- SET EXERCISE -
Find the word "What" in the material below and gather every line that contains it.

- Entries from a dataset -
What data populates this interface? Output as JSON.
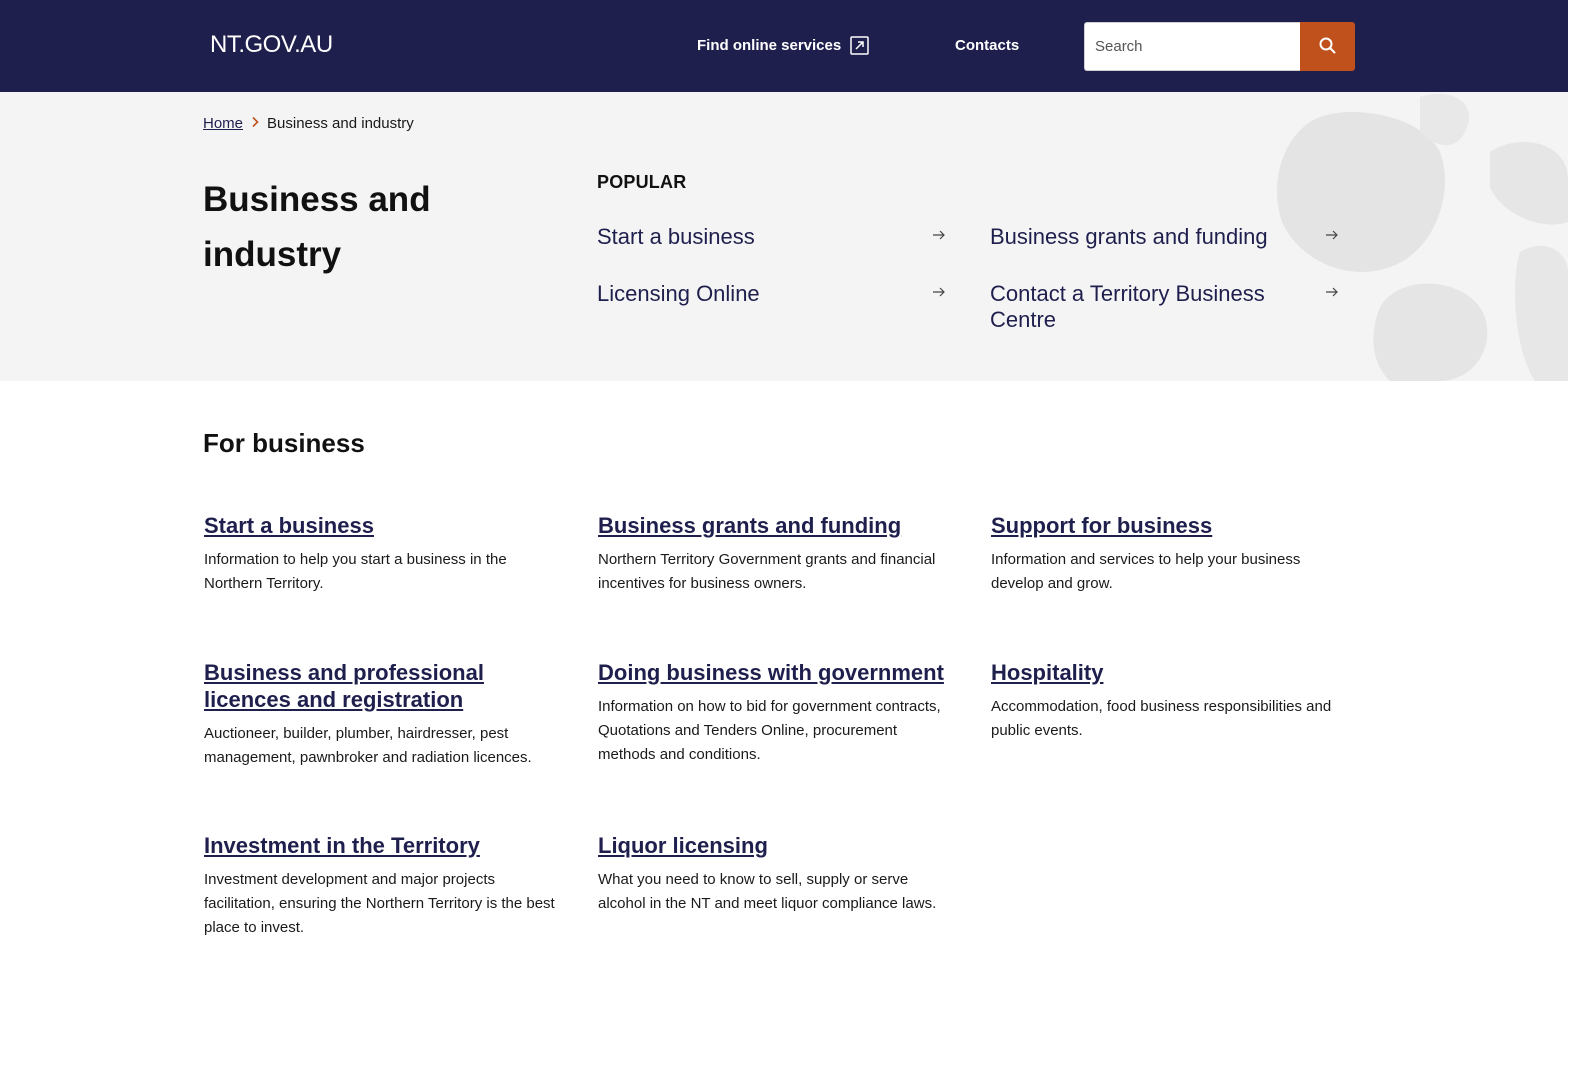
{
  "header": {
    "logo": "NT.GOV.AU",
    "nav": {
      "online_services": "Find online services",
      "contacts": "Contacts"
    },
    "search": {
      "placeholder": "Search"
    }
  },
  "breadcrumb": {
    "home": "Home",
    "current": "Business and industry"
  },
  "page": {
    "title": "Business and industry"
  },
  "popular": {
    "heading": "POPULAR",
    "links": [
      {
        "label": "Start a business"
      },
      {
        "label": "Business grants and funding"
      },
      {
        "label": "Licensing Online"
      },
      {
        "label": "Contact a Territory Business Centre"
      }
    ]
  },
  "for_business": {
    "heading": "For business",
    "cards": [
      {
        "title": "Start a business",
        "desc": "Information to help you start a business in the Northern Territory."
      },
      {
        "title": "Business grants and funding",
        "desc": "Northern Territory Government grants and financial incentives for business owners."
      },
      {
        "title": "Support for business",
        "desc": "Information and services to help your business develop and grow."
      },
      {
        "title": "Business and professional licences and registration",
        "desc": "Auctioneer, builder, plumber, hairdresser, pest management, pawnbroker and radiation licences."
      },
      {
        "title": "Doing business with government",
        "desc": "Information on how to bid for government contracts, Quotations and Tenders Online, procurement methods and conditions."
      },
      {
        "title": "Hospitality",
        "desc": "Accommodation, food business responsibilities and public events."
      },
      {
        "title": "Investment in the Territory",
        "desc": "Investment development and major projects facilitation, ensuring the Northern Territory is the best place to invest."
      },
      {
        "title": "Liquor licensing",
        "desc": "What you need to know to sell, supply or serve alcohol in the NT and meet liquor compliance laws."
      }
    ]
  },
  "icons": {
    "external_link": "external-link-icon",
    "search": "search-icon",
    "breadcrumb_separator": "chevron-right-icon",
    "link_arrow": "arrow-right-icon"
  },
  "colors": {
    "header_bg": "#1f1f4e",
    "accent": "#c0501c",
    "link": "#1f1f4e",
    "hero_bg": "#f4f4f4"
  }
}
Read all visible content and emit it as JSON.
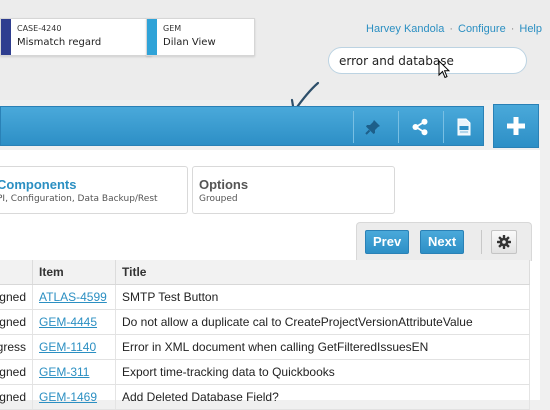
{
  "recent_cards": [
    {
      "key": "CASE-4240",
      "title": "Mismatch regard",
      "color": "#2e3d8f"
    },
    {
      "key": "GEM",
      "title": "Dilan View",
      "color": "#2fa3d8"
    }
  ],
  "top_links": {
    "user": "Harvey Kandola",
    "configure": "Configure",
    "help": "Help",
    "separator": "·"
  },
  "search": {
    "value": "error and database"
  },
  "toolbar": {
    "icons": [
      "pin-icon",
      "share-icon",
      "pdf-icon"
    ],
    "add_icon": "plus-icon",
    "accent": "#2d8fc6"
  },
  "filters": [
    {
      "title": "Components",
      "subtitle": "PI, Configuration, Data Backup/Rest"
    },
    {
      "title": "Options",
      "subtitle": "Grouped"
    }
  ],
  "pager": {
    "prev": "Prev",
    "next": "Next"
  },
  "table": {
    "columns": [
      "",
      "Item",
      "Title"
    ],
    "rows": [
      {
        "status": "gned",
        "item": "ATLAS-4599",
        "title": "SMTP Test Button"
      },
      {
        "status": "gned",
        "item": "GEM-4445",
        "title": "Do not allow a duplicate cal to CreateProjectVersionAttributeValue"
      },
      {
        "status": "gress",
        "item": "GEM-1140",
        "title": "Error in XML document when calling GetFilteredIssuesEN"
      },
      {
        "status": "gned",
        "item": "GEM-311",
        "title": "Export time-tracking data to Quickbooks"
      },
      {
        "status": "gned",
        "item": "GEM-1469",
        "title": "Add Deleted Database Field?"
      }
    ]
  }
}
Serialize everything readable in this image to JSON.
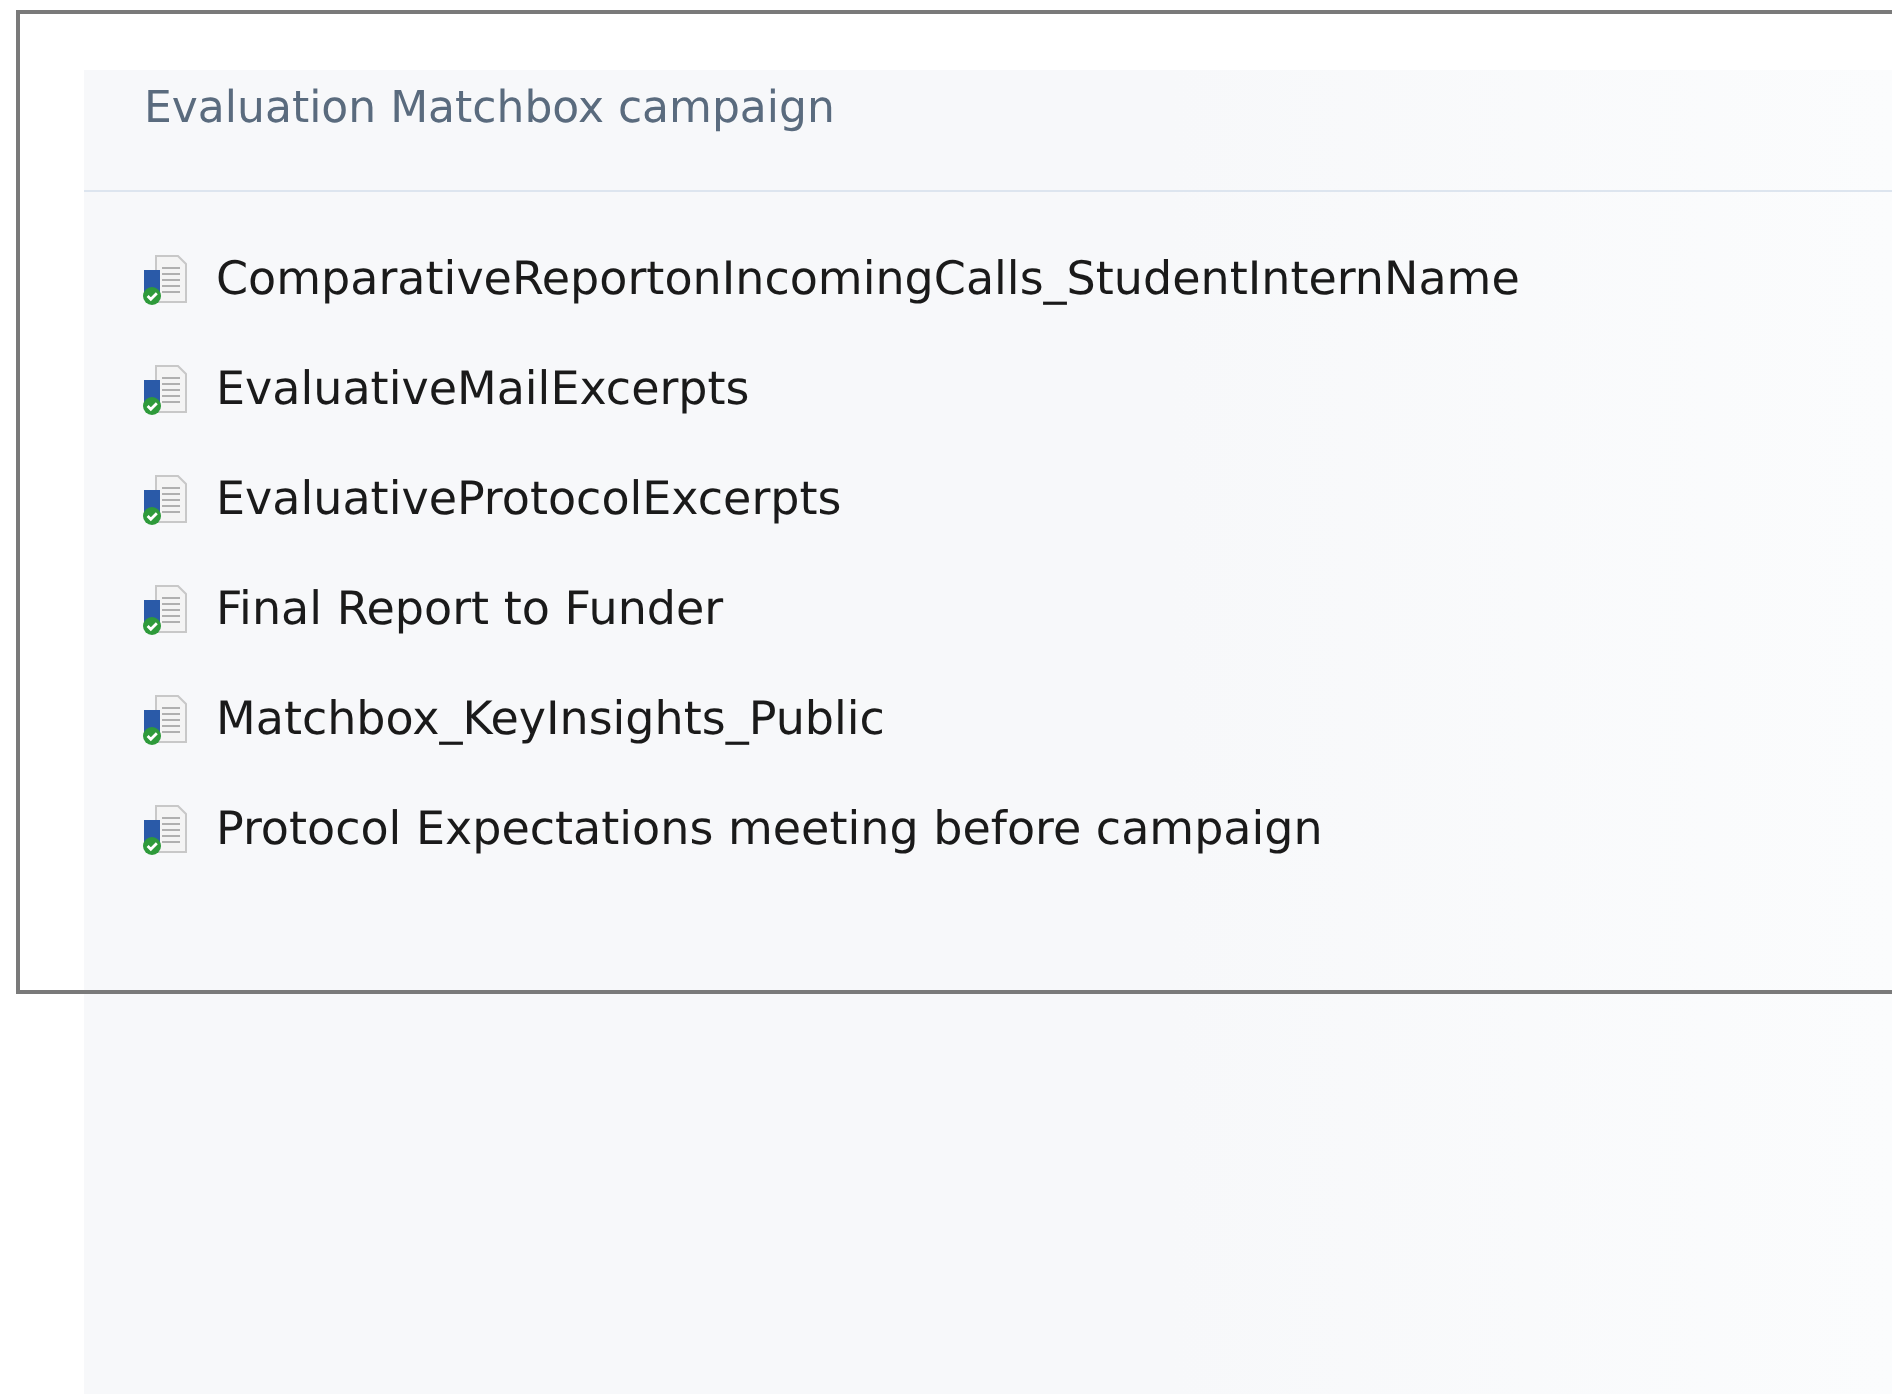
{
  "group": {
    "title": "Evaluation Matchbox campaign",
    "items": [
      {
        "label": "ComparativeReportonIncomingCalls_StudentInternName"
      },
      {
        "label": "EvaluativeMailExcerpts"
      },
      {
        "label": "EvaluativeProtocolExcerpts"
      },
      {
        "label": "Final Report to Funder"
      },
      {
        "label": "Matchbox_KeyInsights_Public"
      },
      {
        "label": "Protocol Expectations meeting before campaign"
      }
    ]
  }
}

- COMPLETED TASK -
What data populates this interface? Output as JSON.
        "desc": "What you need to know to sell, supply or serve alcohol in the NT and meet liquor compliance laws."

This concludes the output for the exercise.